> Do this
Could you give the data below again, exactly and completely?

> Stored rows
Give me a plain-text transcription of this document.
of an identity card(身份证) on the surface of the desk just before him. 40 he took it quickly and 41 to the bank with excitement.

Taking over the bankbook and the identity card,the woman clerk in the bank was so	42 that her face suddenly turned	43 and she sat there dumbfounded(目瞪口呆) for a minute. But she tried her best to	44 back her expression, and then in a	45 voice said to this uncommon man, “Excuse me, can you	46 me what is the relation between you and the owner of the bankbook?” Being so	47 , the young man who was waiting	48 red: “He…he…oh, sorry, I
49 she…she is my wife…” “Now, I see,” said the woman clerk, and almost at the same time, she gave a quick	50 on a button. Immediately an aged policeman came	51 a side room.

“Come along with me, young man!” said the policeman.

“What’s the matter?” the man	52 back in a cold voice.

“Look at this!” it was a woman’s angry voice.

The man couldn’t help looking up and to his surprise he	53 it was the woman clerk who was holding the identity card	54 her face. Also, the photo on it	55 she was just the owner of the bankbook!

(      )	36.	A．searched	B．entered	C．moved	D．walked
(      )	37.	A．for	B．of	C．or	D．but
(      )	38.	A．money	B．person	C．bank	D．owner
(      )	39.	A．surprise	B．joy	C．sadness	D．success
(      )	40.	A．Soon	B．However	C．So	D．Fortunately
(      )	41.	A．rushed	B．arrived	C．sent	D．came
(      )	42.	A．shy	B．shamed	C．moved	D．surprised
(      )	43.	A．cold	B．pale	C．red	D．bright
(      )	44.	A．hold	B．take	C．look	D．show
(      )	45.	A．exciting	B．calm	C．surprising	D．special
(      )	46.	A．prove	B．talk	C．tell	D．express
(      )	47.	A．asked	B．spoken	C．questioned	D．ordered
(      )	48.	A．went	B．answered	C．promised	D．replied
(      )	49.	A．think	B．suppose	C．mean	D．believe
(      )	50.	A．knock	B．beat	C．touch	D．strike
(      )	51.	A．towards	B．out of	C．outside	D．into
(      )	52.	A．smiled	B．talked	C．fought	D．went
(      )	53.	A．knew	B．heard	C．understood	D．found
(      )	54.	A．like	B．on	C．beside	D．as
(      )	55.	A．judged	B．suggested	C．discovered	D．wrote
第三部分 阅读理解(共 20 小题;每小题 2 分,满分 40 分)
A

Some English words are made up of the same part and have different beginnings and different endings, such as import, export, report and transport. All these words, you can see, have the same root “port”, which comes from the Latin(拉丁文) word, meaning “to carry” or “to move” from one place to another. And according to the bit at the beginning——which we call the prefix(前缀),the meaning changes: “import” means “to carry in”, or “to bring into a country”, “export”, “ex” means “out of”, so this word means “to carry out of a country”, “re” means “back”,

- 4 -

> The answer
Give me a plain-text transcription of this document.
of an identity card(身份证) on the surface of the desk just before him. 40 he took it quickly and 41 to the bank with excitement.

Taking over the bankbook and the identity card,the woman clerk in the bank was so	42 that her face suddenly turned	43 and she sat there dumbfounded(目瞪口呆) for a minute. But she tried her best to	44 back her expression, and then in a	45 voice said to this uncommon man, “Excuse me, can you	46 me what is the relation between you and the owner of the bankbook?” Being so	47 , the young man who was waiting	48 red: “He…he…oh, sorry, I
49 she…she is my wife…” “Now, I see,” said the woman clerk, and almost at the same time, she gave a quick	50 on a button. Immediately an aged policeman came	51 a side room.

“Come along with me, young man!” said the policeman.

“What’s the matter?” the man	52 back in a cold voice.

“Look at this!” it was a woman’s angry voice.

The man couldn’t help looking up and to his surprise he	53 it was the woman clerk who was holding the identity card	54 her face. Also, the photo on it	55 she was just the owner of the bankbook!

(      )	36.	A．searched	B．entered	C．moved	D．walked
(      )	37.	A．for	B．of	C．or	D．but
(      )	38.	A．money	B．person	C．bank	D．owner
(      )	39.	A．surprise	B．joy	C．sadness	D．success
(      )	40.	A．Soon	B．However	C．So	D．Fortunately
(      )	41.	A．rushed	B．arrived	C．sent	D．came
(      )	42.	A．shy	B．shamed	C．moved	D．surprised
(      )	43.	A．cold	B．pale	C．red	D．bright
(      )	44.	A．hold	B．take	C．look	D．show
(      )	45.	A．exciting	B．calm	C．surprising	D．special
(      )	46.	A．prove	B．talk	C．tell	D．express
(      )	47.	A．asked	B．spoken	C．questioned	D．ordered
(      )	48.	A．went	B．answered	C．promised	D．replied
(      )	49.	A．think	B．suppose	C．mean	D．believe
(      )	50.	A．knock	B．beat	C．touch	D．strike
(      )	51.	A．towards	B．out of	C．outside	D．into
(      )	52.	A．smiled	B．talked	C．fought	D．went
(      )	53.	A．knew	B．heard	C．understood	D．found
(      )	54.	A．like	B．on	C．beside	D．as
(      )	55.	A．judged	B．suggested	C．discovered	D．wrote
第三部分 阅读理解(共 20 小题;每小题 2 分,满分 40 分)
A

Some English words are made up of the same part and have different beginnings and different endings, such as import, export, report and transport. All these words, you can see, have the same root “port”, which comes from the Latin(拉丁文) word, meaning “to carry” or “to move” from one place to another. And according to the bit at the beginning——which we call the prefix(前缀),the meaning changes: “import” means “to carry in”, or “to bring into a country”, “export”, “ex” means “out of”, so this word means “to carry out of a country”, “re” means “back”,

- 4 -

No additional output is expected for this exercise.